## Start Exercise materials

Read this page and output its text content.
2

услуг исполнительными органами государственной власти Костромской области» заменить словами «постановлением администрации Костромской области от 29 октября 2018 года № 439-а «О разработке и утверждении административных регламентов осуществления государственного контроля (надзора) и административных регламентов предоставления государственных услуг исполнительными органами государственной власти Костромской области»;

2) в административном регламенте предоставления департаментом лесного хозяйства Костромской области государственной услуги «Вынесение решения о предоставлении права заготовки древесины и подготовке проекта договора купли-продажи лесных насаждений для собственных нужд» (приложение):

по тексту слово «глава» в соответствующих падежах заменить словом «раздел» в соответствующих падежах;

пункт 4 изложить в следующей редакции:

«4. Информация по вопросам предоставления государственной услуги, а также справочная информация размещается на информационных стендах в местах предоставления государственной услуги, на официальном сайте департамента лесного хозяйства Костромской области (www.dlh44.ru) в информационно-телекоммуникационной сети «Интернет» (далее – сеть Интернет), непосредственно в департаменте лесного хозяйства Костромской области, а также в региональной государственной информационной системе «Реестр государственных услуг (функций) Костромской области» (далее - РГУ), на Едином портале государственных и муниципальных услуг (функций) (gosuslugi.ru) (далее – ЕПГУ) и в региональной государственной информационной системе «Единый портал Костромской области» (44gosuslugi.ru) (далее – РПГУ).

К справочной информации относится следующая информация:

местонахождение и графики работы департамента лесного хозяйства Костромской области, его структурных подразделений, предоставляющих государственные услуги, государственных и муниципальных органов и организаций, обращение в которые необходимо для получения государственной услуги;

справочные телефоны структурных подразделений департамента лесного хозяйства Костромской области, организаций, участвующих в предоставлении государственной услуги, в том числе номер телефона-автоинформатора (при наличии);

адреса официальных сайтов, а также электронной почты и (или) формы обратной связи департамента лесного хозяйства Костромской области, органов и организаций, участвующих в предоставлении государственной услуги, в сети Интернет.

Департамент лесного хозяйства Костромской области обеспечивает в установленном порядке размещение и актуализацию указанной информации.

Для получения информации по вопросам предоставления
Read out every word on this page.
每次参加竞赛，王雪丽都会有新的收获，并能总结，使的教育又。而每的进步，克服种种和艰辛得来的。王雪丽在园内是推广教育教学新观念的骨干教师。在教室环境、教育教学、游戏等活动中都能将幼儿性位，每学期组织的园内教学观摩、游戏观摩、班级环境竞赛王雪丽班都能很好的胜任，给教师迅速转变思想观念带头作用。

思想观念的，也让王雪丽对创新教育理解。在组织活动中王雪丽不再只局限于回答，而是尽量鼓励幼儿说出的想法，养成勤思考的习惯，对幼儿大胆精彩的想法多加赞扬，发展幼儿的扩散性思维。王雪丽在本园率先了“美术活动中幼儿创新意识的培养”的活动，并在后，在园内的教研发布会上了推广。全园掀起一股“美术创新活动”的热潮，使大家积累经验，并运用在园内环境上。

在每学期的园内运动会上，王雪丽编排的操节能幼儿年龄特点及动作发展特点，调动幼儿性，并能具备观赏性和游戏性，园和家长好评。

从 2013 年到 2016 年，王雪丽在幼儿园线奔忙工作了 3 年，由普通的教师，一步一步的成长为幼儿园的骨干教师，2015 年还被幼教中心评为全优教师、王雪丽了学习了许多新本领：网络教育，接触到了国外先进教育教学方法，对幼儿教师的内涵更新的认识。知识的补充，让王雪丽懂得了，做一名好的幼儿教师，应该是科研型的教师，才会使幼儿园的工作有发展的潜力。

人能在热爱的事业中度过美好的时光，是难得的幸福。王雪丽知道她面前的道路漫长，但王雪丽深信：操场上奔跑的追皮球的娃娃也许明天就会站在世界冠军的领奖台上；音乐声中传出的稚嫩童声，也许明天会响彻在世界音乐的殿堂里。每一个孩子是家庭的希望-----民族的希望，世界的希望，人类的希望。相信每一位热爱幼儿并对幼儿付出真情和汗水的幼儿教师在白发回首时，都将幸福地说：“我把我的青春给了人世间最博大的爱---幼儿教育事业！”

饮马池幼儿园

## End Exercise materials

[Directions for this task] Extract from the data every line where "заменить" shows up.

[The output]
услуг исполнительными органами государственной власти Костромской области» заменить словами «постановлением администрации Костромской области от 29 октября 2018 года № 439-а «О разработке и утверждении административных регламентов осуществления государственного контроля (надзора) и административных регламентов предоставления государственных услуг исполнительными органами государственной власти Костромской области»;
по тексту слово «глава» в соответствующих падежах заменить словом «раздел» в соответствующих падежах;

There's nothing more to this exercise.